[Stated exercise]
Please answer these from the Blue Velvet Project entry below:
(a) Which song does Ben lip-synch?
(b) Which story in Robert Coover's collection uses cinematic transitions as an organizing principle at the sentence level?
(c) In that story's opening, what does she take after she lets go?

[Document section]
The Blue Velvet Project, #94
Second #4418, 73:38
At Ben’s, at last. The woman, the doll, and the painting above them—framed by the green (velvet?) curtains—telegraph Frank’s entrance. They are a tightly composed grouping in an open frame, whose curtains anticipate the vaudeville show which is about to unfold, complete with Ben’s lip-synched performance of “In Dreams,” some stock violence, and a running gag that features Jeffrey as the butt of a joke he does not understand.
Ben’s apartment is an anarchy of crossed signals and mental jump cuts. The year after Blue Velvet’s release, Robert Coover’s story collection A Night at the Movies, or, You Must Remember This was published. It includes a story, “Lap Dissolves,” that uses the idea of cinematic transitions as an organizing principle at the sentence level, and begins:
She clings to the edge of the cliff, her feet kicking in the wind, the earth breaking away beneath her fingertips. There is a faint roar, as of crashing waves, far below. He struggles against his bonds, chewing at the ropes, throwing himself against the cabin door. She screams as the cliff edge crumbles, a scream swept away by the rushing wind. At last the door splinters and he smashes through, tumbling forward in his bonds, rolling and pitching toward the edge of the cliff. Her hand disappears, then reappears, snatching desperately for a fresh purchase. He staggers to his knees, his feet, plunges ahead, the ropes slipping away like a discarded newspaper as he hails the approaching bus. She lets go, takes the empty seat. Their eyes meet.

[Records provided]
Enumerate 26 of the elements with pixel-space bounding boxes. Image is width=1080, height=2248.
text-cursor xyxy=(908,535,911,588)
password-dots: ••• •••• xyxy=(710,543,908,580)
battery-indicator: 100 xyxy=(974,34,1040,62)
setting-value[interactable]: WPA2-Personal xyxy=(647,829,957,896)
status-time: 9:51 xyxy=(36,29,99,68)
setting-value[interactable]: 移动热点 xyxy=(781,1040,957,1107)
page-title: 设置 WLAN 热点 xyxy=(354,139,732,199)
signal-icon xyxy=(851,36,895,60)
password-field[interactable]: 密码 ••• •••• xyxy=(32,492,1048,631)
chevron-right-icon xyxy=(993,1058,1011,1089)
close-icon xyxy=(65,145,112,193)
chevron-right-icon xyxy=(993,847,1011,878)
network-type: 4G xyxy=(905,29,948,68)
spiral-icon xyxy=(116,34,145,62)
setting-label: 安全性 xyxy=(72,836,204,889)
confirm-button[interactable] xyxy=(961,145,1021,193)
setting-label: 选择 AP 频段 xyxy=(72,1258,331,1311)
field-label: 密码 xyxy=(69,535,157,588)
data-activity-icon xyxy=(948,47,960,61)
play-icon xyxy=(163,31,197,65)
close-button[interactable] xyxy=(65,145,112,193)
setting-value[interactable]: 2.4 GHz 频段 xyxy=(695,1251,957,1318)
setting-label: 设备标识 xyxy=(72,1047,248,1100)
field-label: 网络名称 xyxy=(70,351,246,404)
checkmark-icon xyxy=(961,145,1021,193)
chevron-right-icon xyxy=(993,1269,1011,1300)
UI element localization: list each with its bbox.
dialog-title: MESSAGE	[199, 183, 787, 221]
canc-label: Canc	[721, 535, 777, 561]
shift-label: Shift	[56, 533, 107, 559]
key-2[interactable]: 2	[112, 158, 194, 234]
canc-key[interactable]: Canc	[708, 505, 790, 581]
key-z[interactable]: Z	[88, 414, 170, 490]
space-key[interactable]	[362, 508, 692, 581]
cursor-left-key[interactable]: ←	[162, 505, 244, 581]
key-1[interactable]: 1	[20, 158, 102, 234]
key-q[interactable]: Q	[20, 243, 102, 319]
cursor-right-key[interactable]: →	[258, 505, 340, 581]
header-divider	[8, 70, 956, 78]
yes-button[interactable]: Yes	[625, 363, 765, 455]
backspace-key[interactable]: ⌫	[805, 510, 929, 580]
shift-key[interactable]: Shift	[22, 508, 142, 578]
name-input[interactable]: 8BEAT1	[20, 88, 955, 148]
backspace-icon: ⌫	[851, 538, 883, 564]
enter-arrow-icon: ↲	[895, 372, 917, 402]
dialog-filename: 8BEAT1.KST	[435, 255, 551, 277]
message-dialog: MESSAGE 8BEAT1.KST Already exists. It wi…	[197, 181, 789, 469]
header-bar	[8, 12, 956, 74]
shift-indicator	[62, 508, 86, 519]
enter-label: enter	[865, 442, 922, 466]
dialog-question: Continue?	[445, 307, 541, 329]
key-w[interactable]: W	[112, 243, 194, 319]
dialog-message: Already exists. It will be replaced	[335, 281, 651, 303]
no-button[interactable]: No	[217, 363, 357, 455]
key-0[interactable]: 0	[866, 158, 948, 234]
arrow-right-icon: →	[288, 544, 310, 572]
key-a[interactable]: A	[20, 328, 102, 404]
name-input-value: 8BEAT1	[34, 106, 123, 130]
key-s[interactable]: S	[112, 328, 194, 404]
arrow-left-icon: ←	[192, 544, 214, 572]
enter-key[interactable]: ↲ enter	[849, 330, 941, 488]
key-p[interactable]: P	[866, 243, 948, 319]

[Output of the task]
(a) "In Dreams"
(b) "Lap Dissolves"
(c) The empty seat